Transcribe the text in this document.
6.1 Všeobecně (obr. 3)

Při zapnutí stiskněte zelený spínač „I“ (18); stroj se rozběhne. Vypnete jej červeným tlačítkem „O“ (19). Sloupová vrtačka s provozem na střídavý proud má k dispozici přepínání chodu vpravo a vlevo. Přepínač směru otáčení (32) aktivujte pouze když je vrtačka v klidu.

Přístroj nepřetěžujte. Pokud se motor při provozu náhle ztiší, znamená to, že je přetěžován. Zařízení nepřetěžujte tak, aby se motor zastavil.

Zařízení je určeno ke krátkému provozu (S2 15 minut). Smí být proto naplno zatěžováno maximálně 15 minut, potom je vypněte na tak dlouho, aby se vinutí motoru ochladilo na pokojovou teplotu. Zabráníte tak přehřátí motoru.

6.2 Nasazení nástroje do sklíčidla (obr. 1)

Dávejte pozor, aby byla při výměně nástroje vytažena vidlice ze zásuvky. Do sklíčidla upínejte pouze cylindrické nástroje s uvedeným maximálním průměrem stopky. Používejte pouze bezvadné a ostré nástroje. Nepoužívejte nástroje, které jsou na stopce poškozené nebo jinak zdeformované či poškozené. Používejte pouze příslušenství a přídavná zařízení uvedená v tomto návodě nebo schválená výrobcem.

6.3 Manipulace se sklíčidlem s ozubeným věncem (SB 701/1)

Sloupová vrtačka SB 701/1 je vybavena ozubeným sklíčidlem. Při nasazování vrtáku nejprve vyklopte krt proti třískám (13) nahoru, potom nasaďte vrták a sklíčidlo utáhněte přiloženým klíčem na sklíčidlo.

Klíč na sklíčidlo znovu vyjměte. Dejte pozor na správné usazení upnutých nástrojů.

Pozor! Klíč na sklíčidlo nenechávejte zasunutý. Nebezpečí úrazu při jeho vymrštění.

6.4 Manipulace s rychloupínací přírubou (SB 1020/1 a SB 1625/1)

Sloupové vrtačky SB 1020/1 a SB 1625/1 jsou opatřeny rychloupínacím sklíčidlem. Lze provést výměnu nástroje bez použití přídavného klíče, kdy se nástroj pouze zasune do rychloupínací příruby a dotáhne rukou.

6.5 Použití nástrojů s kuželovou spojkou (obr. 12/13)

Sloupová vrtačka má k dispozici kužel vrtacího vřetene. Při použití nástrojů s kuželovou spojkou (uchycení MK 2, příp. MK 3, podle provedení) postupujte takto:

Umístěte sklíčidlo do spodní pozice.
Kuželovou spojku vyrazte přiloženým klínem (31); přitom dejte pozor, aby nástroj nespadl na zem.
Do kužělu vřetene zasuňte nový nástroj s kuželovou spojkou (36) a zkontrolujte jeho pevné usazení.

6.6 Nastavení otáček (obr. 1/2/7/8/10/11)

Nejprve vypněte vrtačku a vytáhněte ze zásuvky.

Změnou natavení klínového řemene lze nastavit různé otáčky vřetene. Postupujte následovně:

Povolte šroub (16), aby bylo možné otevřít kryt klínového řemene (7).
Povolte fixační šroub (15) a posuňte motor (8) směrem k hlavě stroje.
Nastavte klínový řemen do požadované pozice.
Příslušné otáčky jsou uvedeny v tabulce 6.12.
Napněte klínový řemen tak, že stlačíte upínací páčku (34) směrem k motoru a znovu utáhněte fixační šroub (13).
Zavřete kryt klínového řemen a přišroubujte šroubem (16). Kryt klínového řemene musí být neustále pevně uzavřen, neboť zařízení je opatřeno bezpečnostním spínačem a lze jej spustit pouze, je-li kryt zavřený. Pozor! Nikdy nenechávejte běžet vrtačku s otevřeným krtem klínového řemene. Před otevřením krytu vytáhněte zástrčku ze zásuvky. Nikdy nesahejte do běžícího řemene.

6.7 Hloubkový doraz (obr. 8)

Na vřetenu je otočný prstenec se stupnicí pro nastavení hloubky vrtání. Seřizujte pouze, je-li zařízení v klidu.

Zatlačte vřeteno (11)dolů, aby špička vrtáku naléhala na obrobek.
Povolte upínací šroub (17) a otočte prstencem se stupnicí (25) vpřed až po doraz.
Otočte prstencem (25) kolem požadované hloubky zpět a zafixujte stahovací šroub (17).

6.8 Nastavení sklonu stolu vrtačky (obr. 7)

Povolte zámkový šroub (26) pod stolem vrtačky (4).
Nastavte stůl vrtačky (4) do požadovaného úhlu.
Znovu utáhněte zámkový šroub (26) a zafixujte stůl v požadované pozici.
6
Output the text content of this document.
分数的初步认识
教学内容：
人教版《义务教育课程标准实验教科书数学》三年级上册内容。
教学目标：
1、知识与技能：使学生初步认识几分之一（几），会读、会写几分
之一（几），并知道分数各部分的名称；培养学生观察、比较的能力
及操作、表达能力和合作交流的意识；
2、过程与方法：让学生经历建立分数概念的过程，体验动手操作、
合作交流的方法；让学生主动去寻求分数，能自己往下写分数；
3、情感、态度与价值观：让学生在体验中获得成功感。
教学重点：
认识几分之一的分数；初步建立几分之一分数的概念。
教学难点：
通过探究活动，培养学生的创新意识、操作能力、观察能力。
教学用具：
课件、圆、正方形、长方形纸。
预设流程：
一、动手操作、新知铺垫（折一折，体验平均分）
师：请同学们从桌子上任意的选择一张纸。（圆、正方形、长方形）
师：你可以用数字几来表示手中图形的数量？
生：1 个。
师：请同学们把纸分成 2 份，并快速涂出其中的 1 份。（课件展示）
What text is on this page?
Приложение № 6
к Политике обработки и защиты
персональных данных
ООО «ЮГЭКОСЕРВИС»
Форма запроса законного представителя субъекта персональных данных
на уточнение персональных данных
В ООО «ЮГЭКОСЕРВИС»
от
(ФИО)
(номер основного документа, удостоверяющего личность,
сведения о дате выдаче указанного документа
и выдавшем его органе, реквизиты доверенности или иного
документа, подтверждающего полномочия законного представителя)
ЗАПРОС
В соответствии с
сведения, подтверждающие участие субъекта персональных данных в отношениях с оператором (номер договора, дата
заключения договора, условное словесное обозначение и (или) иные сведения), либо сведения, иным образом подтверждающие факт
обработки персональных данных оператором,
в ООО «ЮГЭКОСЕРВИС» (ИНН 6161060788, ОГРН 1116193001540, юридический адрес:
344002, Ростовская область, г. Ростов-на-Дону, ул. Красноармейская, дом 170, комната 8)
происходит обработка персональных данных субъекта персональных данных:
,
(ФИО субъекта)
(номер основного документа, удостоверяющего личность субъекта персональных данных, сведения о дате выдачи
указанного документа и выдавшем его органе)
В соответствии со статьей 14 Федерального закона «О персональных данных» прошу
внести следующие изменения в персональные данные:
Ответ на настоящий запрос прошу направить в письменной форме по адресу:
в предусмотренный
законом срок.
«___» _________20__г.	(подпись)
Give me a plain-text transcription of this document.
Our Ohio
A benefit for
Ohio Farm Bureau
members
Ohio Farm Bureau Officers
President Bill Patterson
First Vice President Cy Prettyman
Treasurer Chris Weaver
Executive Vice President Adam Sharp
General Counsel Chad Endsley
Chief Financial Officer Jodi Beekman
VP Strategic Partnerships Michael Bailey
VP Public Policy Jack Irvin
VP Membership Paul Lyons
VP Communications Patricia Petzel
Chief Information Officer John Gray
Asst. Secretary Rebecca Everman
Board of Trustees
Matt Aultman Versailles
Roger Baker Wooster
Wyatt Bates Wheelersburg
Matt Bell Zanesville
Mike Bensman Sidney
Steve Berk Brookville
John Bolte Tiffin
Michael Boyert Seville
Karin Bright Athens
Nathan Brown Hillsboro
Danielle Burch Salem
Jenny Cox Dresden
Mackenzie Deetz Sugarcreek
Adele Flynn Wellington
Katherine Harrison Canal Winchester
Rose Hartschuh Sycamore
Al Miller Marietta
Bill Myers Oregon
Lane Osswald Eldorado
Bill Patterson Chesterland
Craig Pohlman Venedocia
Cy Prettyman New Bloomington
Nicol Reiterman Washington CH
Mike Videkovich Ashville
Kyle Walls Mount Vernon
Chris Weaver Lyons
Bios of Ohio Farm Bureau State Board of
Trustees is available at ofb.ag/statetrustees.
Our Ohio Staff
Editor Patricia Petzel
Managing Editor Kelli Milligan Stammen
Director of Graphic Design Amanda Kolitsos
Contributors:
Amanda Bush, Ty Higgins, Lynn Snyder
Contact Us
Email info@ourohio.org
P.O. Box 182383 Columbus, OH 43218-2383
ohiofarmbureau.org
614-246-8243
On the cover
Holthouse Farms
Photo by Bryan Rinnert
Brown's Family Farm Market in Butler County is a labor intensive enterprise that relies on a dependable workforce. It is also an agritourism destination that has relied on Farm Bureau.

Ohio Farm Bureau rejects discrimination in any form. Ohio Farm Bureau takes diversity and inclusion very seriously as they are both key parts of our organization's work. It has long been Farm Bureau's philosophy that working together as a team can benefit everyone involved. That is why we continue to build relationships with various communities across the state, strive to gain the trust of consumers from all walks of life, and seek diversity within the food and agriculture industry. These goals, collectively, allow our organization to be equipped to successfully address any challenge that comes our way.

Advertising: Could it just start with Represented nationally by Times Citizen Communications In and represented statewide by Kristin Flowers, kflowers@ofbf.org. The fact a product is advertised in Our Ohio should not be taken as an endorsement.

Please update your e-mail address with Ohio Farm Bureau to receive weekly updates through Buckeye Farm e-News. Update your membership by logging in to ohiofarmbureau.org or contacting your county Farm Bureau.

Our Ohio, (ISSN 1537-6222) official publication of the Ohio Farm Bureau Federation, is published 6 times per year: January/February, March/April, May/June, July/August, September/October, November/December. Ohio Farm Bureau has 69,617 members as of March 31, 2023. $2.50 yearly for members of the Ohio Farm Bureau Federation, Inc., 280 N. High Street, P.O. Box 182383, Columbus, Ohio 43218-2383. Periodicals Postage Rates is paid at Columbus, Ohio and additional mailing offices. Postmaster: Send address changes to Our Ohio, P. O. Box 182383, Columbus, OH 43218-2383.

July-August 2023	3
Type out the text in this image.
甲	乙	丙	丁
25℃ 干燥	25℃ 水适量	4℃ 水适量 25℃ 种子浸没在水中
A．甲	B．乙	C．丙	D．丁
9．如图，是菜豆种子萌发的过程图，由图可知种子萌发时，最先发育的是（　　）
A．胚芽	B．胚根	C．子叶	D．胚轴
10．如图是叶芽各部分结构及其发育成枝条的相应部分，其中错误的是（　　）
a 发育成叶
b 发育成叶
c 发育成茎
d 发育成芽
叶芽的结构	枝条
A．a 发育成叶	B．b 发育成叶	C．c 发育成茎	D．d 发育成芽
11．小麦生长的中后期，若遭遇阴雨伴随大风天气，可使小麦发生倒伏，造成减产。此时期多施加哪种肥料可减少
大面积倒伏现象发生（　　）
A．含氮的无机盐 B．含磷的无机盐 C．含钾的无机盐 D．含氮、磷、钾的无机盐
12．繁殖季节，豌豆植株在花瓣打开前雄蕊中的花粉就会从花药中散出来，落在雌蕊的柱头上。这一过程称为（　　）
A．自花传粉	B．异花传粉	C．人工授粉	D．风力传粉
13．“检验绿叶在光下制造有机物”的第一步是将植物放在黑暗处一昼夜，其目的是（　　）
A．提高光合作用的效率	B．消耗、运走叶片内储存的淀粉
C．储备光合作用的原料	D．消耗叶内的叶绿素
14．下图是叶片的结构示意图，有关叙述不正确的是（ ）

* * * * * * * * *

Quote, without alteration, the final stretch of the entries: the line with "Type out the text in this image." onward to the last line.

Type out the text in this image.
甲	乙	丙	丁
25℃ 干燥	25℃ 水适量	4℃ 水适量 25℃ 种子浸没在水中
A．甲	B．乙	C．丙	D．丁
9．如图，是菜豆种子萌发的过程图，由图可知种子萌发时，最先发育的是（　　）
A．胚芽	B．胚根	C．子叶	D．胚轴
10．如图是叶芽各部分结构及其发育成枝条的相应部分，其中错误的是（　　）
a 发育成叶
b 发育成叶
c 发育成茎
d 发育成芽
叶芽的结构	枝条
A．a 发育成叶	B．b 发育成叶	C．c 发育成茎	D．d 发育成芽
11．小麦生长的中后期，若遭遇阴雨伴随大风天气，可使小麦发生倒伏，造成减产。此时期多施加哪种肥料可减少
大面积倒伏现象发生（　　）
A．含氮的无机盐 B．含磷的无机盐 C．含钾的无机盐 D．含氮、磷、钾的无机盐
12．繁殖季节，豌豆植株在花瓣打开前雄蕊中的花粉就会从花药中散出来，落在雌蕊的柱头上。这一过程称为（　　）
A．自花传粉	B．异花传粉	C．人工授粉	D．风力传粉
13．“检验绿叶在光下制造有机物”的第一步是将植物放在黑暗处一昼夜，其目的是（　　）
A．提高光合作用的效率	B．消耗、运走叶片内储存的淀粉
C．储备光合作用的原料	D．消耗叶内的叶绿素
14．下图是叶片的结构示意图，有关叙述不正确的是（ ）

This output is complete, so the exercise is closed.